Segment Start: TEXT PROVIDED

The recent news that Anthem, California’s largest healthcare provider, will purchase insurance giant Cigna for nearly $50 billion caps off an extended period of mergers among America’s biggest healthcare companies.
Earlier in July, a deal worth $37 billion saw two other massive companies merge, as it was announced that Aetna will absorb Humana. These deals have pushed Federal regulators to consider the long term effects of the healthcare marketplace dwindling down from five to just three major providers.
Antitrust regulations designed to ensure competition in the marketplace could be avoided by Aetna and Anthem committing to some divestitures, but with the deals not set to close until the later portion of 2016, there is plenty of regulatory ambiguity surrounding both of them.
“You’d have a massive reshuffling and increased concentration,” Diana Moss, president of the American Antitrust Institute in Washington told Bloomberg Business. “It’s more bottlenecking of the healthcare supply chain, which we worry about already.”
Pros and Cons
If there are any winners in this scenario, that crown would have to go Anthem and Aetna. By absorbing Cigna, Anthem becomes the largest health insurer in the country. The pair will combine to insure nearly 53 million people and will generate approximately $117 billion worth of revenue in 2015. Aetna also wins, combining with Humana to insure 33.5 million people for a combined generated revenue of $115 billion in 2015 alone.
The driving force behind the mergers is the Affordable Care Act (ACA), a policy that may have benefited big insurance companies as much as it has the average American. The law has significantly increased the number of insured Americans, but because of regulations that created incentives to combine and cut costs, insurers can point to government policy as the fuel for these deals and use it as leverage when seeking antitrust approval.
The result of more Americans being insured has been the big five insurance companies seeing huge gains in profit margin over the last five years. Now, by joining forces, the companies claim that the deal will generate $2 billion of annual savings in operating costs, thus lowering the price of premiums for those insured under their umbrella.
“The lack of a competitive health insurance market allows the few remaining companies to exploit their market power, dictate premium increases and pursue corporate policies that are contrary to patient interests,” the American Medical Association said in a statement.
Customers aren’t the only ones who could feel the squeeze of the narrowing health market. Doctors and hospitals say that insurers are narrowing networks for patients who get their insurance on public exchanges opened by the ACA.
Dr. Halee Fischer-Wright, CEO of the Medical Group Management Association, expressed her concerns to Forbes over the planned mergers.

Segment End: TEXT PROVIDED
Segment Start: INFORMATION GIVEN

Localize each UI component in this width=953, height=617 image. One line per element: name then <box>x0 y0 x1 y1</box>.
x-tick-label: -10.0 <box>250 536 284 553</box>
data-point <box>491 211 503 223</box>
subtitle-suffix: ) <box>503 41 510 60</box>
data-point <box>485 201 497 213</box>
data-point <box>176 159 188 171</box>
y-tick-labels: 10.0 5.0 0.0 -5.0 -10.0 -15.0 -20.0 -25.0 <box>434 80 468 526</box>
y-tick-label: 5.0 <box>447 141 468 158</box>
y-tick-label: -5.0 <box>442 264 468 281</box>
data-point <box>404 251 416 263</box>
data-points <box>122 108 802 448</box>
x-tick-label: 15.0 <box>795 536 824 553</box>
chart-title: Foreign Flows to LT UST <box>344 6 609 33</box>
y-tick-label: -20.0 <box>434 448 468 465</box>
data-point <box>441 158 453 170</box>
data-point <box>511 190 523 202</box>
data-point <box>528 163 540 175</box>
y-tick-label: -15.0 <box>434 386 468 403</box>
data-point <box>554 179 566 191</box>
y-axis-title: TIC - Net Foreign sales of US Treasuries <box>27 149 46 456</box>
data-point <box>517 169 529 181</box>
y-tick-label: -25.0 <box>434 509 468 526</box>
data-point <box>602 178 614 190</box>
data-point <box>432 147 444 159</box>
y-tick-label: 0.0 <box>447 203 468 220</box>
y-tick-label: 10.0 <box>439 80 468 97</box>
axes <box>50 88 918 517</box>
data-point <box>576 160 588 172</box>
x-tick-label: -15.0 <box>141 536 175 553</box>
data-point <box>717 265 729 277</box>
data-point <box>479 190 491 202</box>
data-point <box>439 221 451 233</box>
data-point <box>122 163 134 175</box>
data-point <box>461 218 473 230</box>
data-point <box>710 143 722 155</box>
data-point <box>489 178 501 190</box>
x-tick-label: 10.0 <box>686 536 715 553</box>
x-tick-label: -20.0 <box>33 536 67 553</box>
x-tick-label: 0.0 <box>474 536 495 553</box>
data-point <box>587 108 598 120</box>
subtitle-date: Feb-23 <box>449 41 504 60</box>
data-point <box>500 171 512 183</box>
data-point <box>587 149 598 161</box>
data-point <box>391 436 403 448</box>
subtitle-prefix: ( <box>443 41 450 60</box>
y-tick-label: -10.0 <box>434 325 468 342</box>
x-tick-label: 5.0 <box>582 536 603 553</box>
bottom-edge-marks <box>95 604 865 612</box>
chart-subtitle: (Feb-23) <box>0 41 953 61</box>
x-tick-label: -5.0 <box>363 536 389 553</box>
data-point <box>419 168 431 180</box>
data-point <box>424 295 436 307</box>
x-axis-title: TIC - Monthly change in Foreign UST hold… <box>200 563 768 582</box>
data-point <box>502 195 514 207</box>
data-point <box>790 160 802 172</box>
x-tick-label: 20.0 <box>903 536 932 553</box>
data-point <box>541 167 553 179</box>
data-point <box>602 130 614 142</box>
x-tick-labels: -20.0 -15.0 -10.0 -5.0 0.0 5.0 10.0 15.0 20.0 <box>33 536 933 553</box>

Segment End: INFORMATION GIVEN

### THINGS TO DO
1. Echo the article on health insurer mergers between "Earlier in July, a" and "both of them.", inclusive.
2. Answer these questions using the article on health insurer mergers:
(a) About how much will Anthem pay to purchase Cigna?
(b) What is the value of the deal in which Aetna will absorb Humana?
(c) How much in annual operating-cost savings do the companies claim the deal will generate?
3. Finish out the next part of the article on health insurer mergers, picking up after its final sentence.
None of this data is required for the work.

### ANSWERS TO THE EXERCISES
1.
Earlier in July, a deal worth $37 billion saw two other massive companies merge, as it was announced that Aetna will absorb Humana. These deals have pushed Federal regulators to consider the long term effects of the healthcare marketplace dwindling down from five to just three major providers.
Antitrust regulations designed to ensure competition in the marketplace could be avoided by Aetna and Anthem committing to some divestitures, but with the deals not set to close until the later portion of 2016, there is plenty of regulatory ambiguity surrounding both of them.

2.
(a) Nearly $50 billion.
(b) $37 billion.
(c) $2 billion.

3.
“In an environment where the scales are already tipped, we are extremely concerned about the market imbalance this creates for medical practices and patients. This will do nothing more than inflate healthcare premiums and decrease payments to physicians in favor of insurance companies and shareholder profits,” she said.
Furthermore, some employers may worry that the mergers will leave them with even fewer vendor options to provide their employee benefit packages than they have now in an already condensed marketplace.
The Effect on Consumers
Proponents of these deals say that larger health insurers can persuade healthcare providers and pharmaceutical companies to lower prices based on the size of their memberships and that the savings will be passed along to the consumer.
But fears over the amount of control that Anthem, Aetna and the nation’s largest healthcare provider UnitedHealth Group can impose on the healthcare market persist despite these claims from proponents of a deal. Low competition also could mean more control for the big names in health insurance and consistent profits that are immune to market changes.
One event that could spark more debate about the consolidation of the healthcare market is the Senate Judiciary Committee’s antitrust panel hearing scheduled for September. It is said to be focused on examining the effect of the mergers on consumers.
The Future of Healthcare
The ACA was seen by some as a compromise rather than a straight push for the implementation of a single payer system to overhaul a failing American healthcare system. But as Wall Street Daily’s Greg Miller noted, it was actually a way for the government to assert more control over healthcare companies.
Private companies are in some ways easier to control with policy than bureaucratic government agencies, so the goal of the ACA is to actually encourage mergers that condense the number of healthcare insurers to a heavily regulated few that achieve more modest, but guaranteed profits, much like the way utilities companies do now.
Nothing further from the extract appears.